_Supplied records_:
>>>>>
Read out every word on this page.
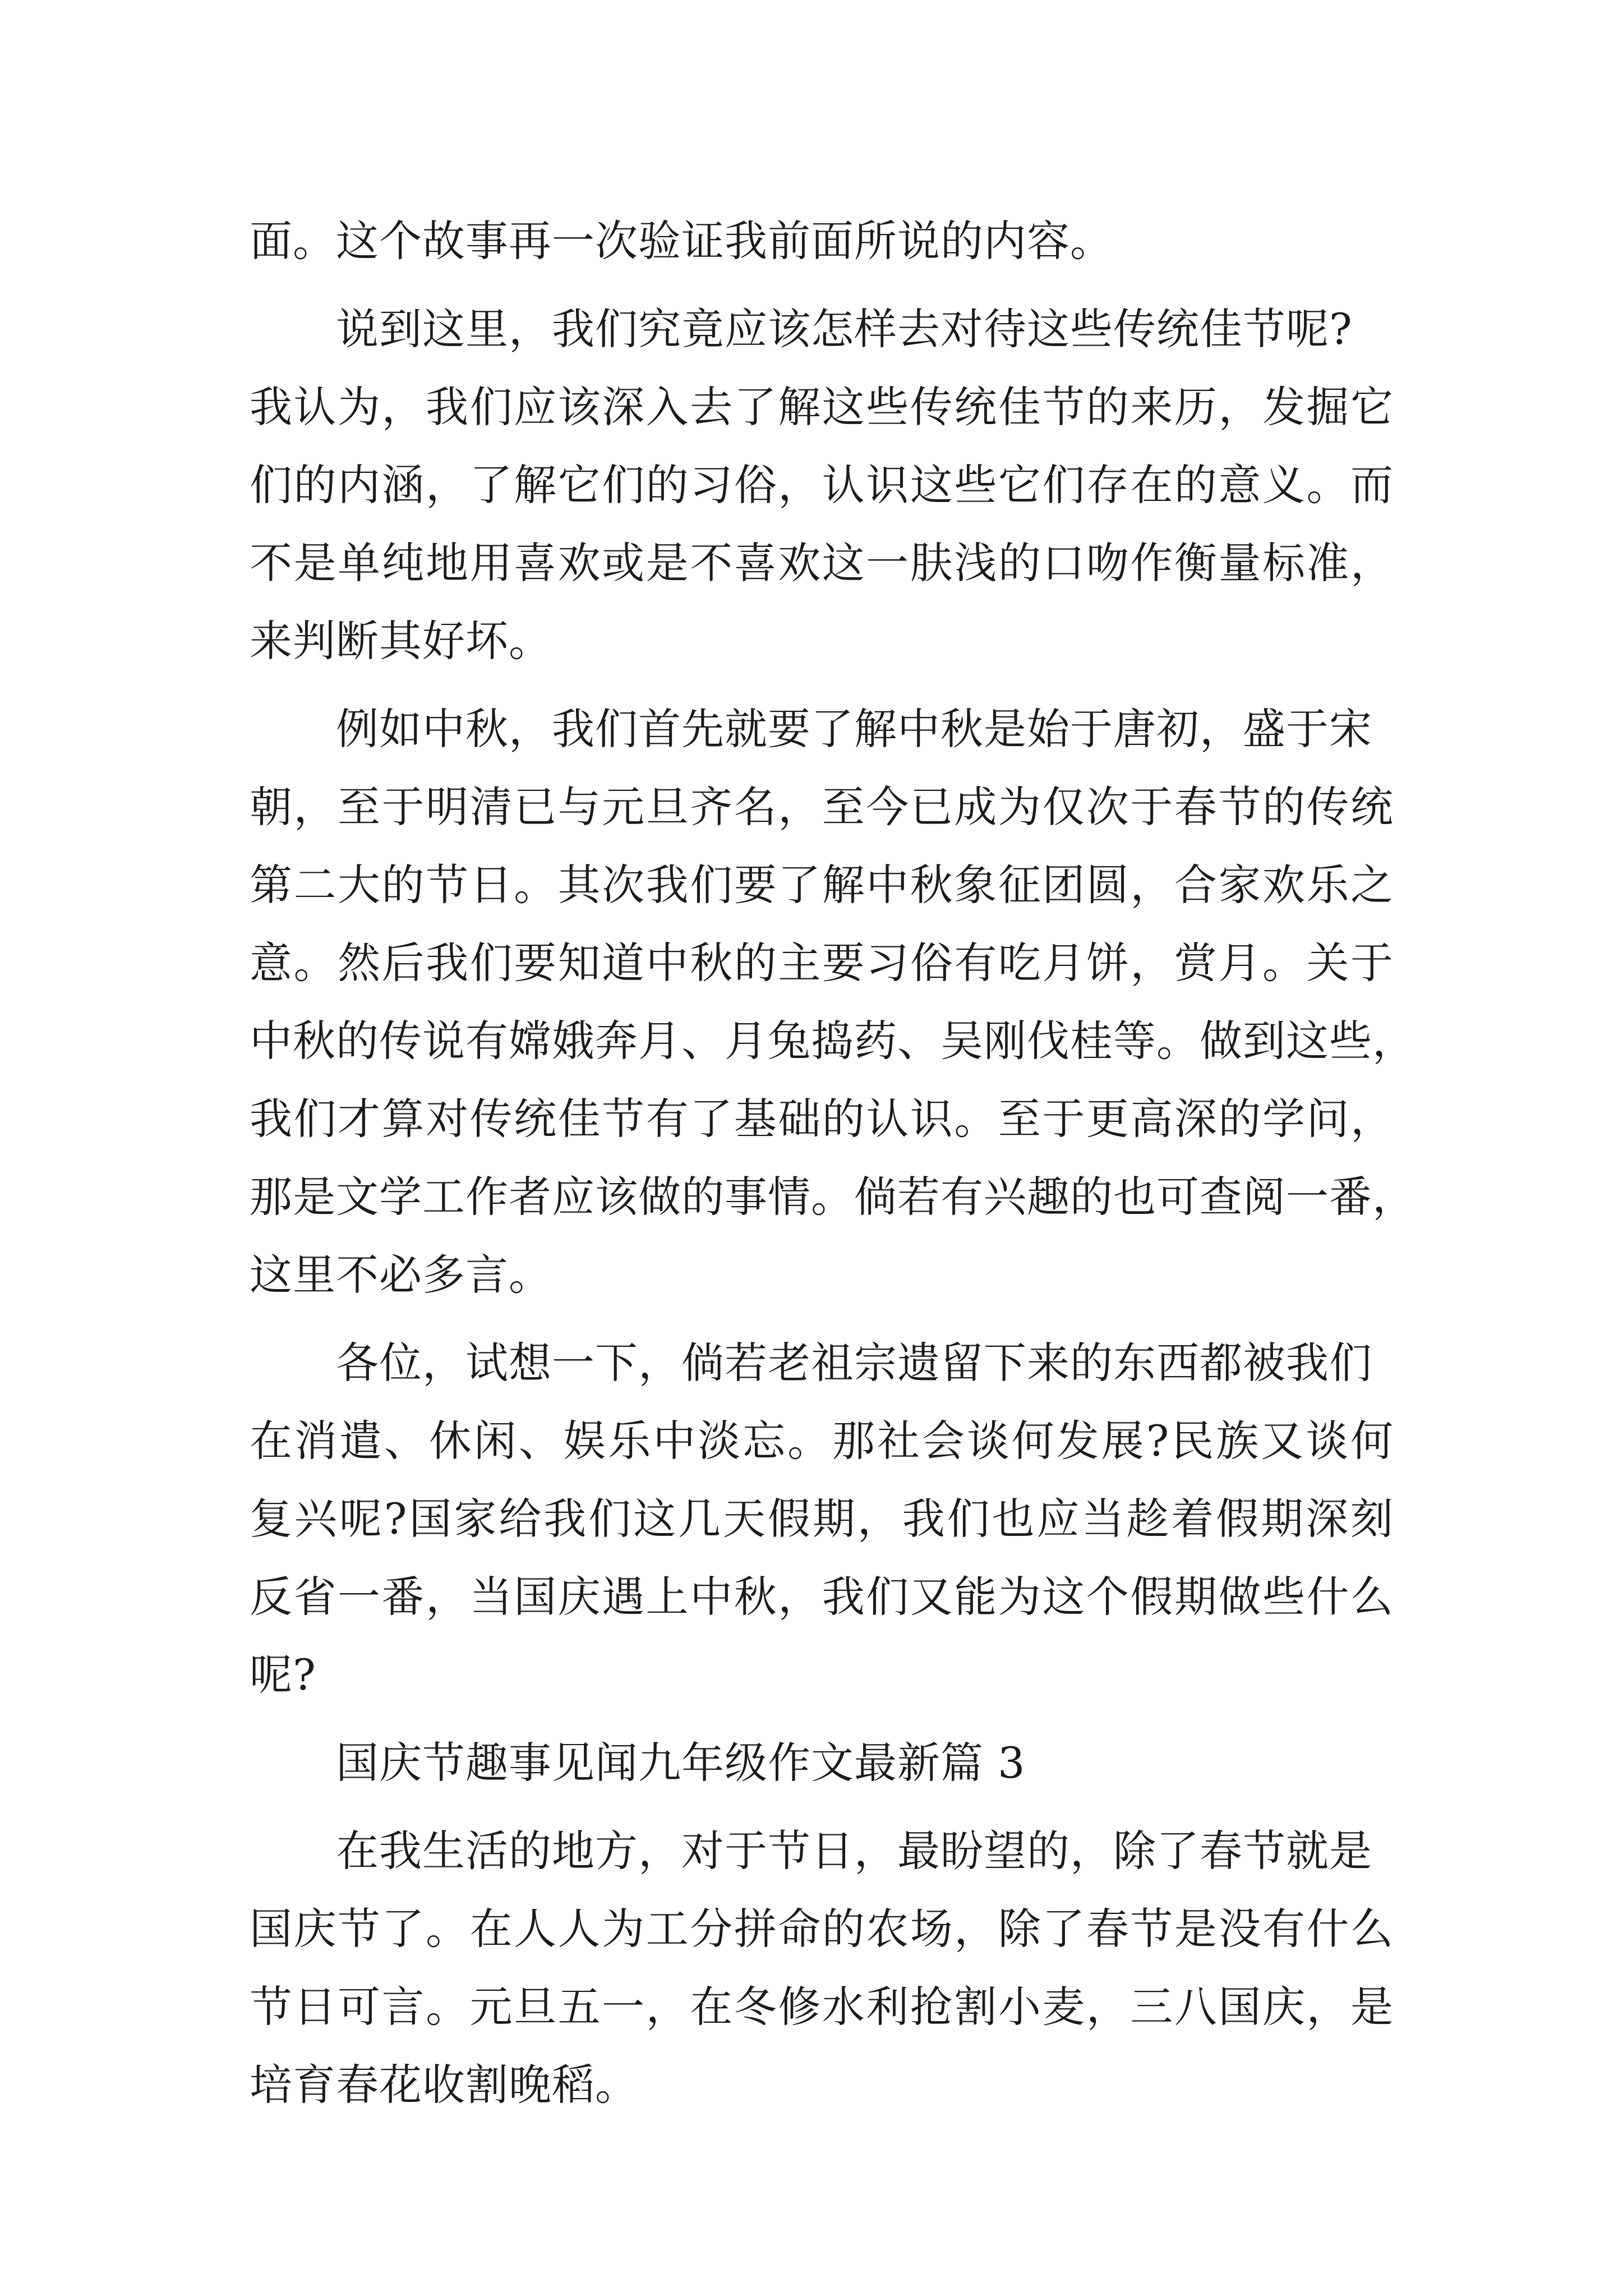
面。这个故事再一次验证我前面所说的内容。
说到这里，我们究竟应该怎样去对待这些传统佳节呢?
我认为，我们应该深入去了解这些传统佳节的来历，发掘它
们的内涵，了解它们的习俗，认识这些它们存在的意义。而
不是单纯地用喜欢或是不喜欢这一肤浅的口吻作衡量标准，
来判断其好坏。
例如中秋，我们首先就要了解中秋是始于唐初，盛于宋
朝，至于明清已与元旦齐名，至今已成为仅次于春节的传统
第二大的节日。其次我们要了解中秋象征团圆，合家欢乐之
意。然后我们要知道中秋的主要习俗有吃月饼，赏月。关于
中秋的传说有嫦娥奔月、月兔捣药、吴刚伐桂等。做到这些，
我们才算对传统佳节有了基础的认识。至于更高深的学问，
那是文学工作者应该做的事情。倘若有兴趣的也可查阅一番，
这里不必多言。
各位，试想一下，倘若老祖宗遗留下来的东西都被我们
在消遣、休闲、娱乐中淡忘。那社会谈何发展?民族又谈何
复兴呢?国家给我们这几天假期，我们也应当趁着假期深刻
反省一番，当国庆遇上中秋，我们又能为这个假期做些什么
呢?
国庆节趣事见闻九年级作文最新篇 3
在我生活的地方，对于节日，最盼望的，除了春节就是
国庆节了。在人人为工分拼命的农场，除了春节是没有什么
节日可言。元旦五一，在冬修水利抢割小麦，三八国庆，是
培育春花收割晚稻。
<<<<<
>>>>>
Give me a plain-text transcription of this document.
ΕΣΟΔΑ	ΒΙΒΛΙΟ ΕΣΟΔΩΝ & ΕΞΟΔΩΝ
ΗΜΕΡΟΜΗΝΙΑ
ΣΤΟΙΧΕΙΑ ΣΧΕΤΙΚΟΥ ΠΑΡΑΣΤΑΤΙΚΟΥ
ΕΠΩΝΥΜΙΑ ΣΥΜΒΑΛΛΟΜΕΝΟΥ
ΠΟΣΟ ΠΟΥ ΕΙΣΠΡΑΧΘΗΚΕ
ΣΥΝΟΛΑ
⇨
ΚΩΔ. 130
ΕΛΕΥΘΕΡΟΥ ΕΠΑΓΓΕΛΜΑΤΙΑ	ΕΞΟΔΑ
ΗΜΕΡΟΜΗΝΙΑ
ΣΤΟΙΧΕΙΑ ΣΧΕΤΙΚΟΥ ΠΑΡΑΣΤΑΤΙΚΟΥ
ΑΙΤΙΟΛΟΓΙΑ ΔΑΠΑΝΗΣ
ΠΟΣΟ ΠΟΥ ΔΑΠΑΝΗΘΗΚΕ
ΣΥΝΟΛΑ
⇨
<<<<<
>>>>>
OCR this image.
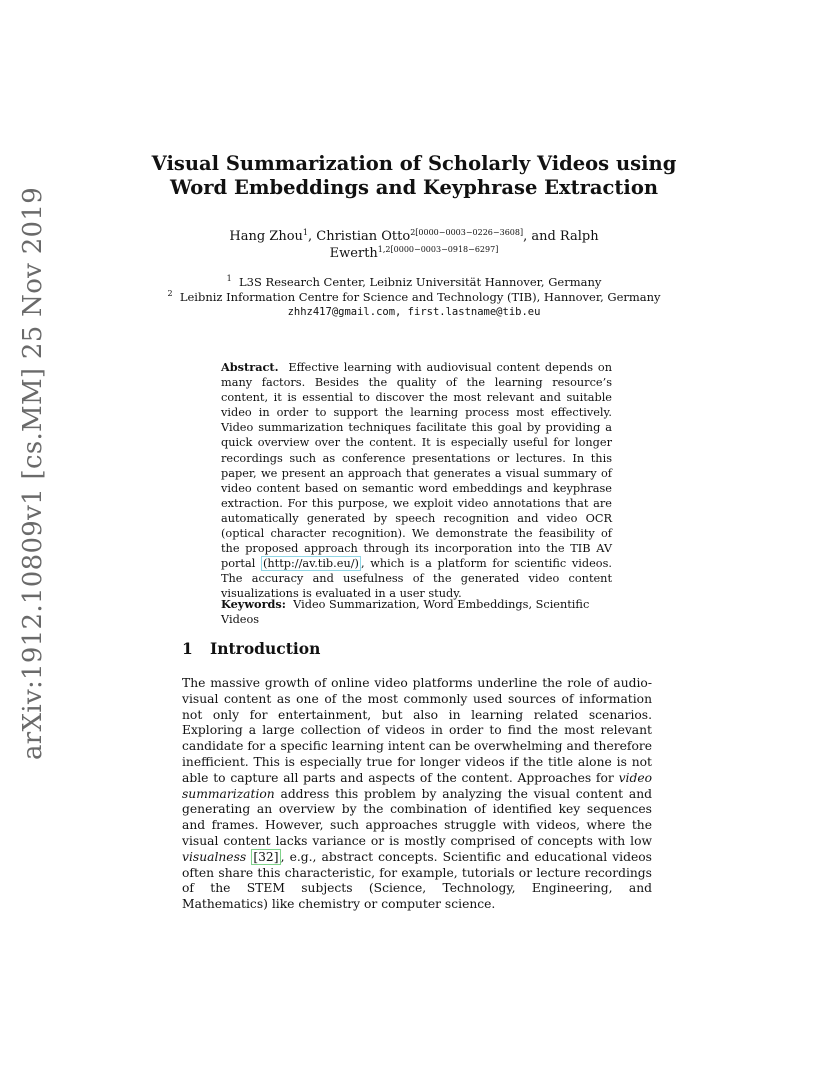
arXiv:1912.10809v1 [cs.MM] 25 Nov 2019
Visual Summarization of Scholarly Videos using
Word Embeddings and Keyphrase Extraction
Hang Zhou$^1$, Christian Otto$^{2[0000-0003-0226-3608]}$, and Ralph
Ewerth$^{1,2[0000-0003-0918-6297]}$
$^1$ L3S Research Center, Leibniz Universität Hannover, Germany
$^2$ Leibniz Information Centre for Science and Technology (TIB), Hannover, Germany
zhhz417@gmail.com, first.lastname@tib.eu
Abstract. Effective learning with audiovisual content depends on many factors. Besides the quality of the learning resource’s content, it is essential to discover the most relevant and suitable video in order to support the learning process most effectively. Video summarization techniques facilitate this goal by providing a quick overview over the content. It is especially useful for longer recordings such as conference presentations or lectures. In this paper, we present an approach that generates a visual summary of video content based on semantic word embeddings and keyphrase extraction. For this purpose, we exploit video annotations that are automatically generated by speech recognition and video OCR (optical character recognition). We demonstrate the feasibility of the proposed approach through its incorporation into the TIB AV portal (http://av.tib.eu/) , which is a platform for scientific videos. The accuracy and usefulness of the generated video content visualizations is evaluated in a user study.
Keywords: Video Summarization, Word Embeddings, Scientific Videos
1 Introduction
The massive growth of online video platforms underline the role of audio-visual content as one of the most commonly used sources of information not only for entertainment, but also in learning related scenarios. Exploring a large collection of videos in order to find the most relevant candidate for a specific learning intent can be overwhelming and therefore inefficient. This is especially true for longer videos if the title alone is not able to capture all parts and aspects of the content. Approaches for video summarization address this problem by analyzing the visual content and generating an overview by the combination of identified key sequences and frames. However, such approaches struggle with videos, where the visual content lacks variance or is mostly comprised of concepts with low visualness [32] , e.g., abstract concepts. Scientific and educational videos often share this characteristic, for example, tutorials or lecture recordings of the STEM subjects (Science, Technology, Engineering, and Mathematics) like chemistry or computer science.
<<<<<
_Written request_:
Tally the lines in the records above that contain the word "this", and give only that number.

_Exercise response_:
5